#### WORK REQUIRED:
Pick out each line with the word "Named" from the material that follows.

#### GIVEN ENTRIES:
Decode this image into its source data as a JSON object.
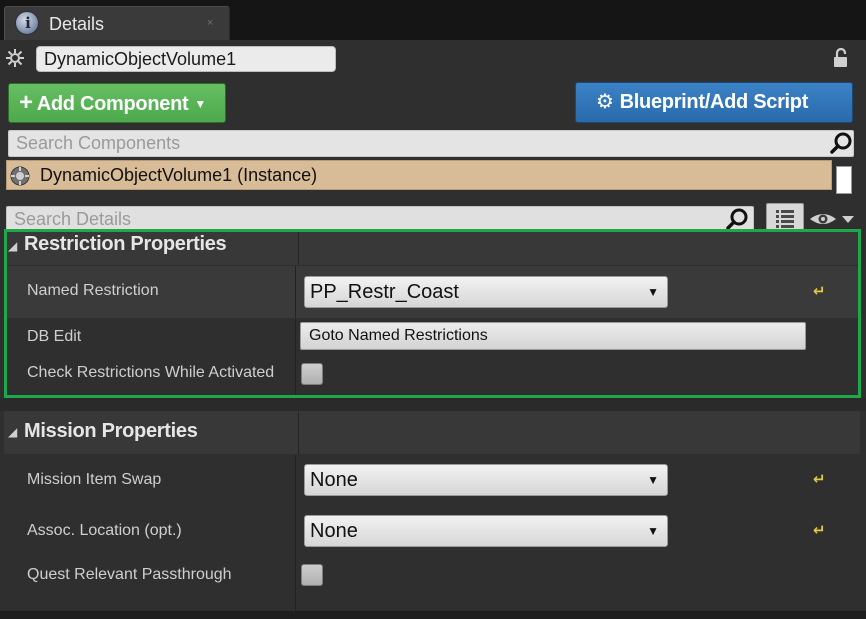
{
  "tab": {
    "title": "Details",
    "close_glyph": "×",
    "icon": "info-icon"
  },
  "actor": {
    "name": "DynamicObjectVolume1"
  },
  "toolbar": {
    "add_component_label": "Add Component",
    "blueprint_label": "Blueprint/Add Script",
    "add_color": "#55b052",
    "blueprint_color": "#2f74b8"
  },
  "components": {
    "search_placeholder": "Search Components",
    "instance_label": "DynamicObjectVolume1 (Instance)",
    "instance_color": "#d8bb97"
  },
  "details": {
    "search_placeholder": "Search Details"
  },
  "sections": [
    {
      "title": "Restriction Properties",
      "highlight_color": "#1ea84a",
      "rows": [
        {
          "label": "Named Restriction",
          "type": "dropdown",
          "value": "PP_Restr_Coast",
          "has_reset": true
        },
        {
          "label": "DB Edit",
          "type": "button",
          "value": "Goto Named Restrictions"
        },
        {
          "label": "Check Restrictions While Activated",
          "type": "checkbox",
          "checked": false
        }
      ]
    },
    {
      "title": "Mission Properties",
      "rows": [
        {
          "label": "Mission Item Swap",
          "type": "dropdown",
          "value": "None",
          "has_reset": true
        },
        {
          "label": "Assoc. Location (opt.)",
          "type": "dropdown",
          "value": "None",
          "has_reset": true
        },
        {
          "label": "Quest Relevant Passthrough",
          "type": "checkbox",
          "checked": false
        }
      ]
    }
  ]
}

#### RESPONSE BELOW:
          "label": "Named Restriction",
          "value": "Goto Named Restrictions"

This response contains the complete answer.